### EXTRACTED RECORDS:
+ + + + + + +
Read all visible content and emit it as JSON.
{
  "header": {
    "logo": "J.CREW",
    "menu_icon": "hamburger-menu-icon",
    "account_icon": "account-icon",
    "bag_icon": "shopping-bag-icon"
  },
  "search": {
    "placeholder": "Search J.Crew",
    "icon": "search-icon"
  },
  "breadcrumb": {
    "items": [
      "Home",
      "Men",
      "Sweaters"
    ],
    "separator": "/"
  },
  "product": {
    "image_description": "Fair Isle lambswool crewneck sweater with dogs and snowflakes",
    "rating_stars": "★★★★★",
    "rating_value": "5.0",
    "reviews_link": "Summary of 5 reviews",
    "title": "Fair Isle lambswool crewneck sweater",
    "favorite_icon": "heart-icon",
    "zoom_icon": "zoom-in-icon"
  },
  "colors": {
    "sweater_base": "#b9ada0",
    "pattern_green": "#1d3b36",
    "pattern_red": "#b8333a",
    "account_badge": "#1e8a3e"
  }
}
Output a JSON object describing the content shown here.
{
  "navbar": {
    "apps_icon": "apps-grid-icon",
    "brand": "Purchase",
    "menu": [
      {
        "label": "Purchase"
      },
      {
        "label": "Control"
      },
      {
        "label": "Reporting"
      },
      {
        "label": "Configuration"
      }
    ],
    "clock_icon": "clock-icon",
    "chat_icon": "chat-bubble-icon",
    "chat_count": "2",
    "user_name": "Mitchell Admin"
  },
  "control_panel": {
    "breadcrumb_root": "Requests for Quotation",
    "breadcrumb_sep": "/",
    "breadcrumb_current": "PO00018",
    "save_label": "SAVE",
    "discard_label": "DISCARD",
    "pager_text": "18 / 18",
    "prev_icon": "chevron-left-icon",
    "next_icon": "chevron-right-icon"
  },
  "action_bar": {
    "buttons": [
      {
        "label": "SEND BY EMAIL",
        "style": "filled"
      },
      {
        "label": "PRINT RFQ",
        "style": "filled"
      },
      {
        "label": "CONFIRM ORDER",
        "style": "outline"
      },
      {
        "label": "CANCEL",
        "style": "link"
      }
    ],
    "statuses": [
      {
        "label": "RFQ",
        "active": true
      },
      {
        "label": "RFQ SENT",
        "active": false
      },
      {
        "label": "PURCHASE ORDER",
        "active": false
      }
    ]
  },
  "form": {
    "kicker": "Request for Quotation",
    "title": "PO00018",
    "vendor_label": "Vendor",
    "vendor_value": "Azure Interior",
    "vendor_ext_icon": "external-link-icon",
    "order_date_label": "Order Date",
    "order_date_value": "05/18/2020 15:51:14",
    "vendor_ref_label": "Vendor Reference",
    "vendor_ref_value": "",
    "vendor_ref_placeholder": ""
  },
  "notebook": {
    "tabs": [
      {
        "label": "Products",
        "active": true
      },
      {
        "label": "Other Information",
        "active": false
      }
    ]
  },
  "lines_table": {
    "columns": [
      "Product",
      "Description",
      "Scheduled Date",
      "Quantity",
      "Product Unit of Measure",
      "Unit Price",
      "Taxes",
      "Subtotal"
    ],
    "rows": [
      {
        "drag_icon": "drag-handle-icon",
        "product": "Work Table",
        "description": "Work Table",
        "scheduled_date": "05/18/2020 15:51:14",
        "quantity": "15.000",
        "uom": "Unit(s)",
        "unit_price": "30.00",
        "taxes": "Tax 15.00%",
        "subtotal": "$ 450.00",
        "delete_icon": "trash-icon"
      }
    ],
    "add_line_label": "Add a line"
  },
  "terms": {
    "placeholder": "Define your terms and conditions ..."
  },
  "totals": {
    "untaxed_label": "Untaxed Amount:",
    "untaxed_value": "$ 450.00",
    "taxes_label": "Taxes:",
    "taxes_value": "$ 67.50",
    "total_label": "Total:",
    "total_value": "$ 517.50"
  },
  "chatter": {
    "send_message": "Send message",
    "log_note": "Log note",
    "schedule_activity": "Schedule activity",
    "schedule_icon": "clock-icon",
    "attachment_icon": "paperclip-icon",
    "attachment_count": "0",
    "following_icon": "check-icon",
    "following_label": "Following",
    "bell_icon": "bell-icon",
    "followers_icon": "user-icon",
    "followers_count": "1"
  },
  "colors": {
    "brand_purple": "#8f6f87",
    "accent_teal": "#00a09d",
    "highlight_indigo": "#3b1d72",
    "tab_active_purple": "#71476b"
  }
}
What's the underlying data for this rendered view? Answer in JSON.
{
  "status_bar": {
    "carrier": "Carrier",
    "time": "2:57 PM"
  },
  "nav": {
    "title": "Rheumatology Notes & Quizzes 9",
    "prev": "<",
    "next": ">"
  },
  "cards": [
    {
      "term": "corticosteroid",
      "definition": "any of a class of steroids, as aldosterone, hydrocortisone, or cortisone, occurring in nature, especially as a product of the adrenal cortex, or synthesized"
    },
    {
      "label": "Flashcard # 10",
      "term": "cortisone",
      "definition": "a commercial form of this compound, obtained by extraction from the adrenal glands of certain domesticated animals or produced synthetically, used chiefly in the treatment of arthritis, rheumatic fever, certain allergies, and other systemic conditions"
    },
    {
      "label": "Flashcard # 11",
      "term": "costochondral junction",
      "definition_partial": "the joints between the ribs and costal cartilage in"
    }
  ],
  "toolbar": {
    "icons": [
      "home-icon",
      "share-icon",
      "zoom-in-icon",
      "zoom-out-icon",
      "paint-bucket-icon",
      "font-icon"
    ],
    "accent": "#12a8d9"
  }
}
+ + + + + + +
### YOUR OBJECTIVE:
Check each line above for the word "zoom" and copy the ones that have it.

### THE REPLY:
    "zoom_icon": "zoom-in-icon"
      "zoom-in-icon",
      "zoom-out-icon",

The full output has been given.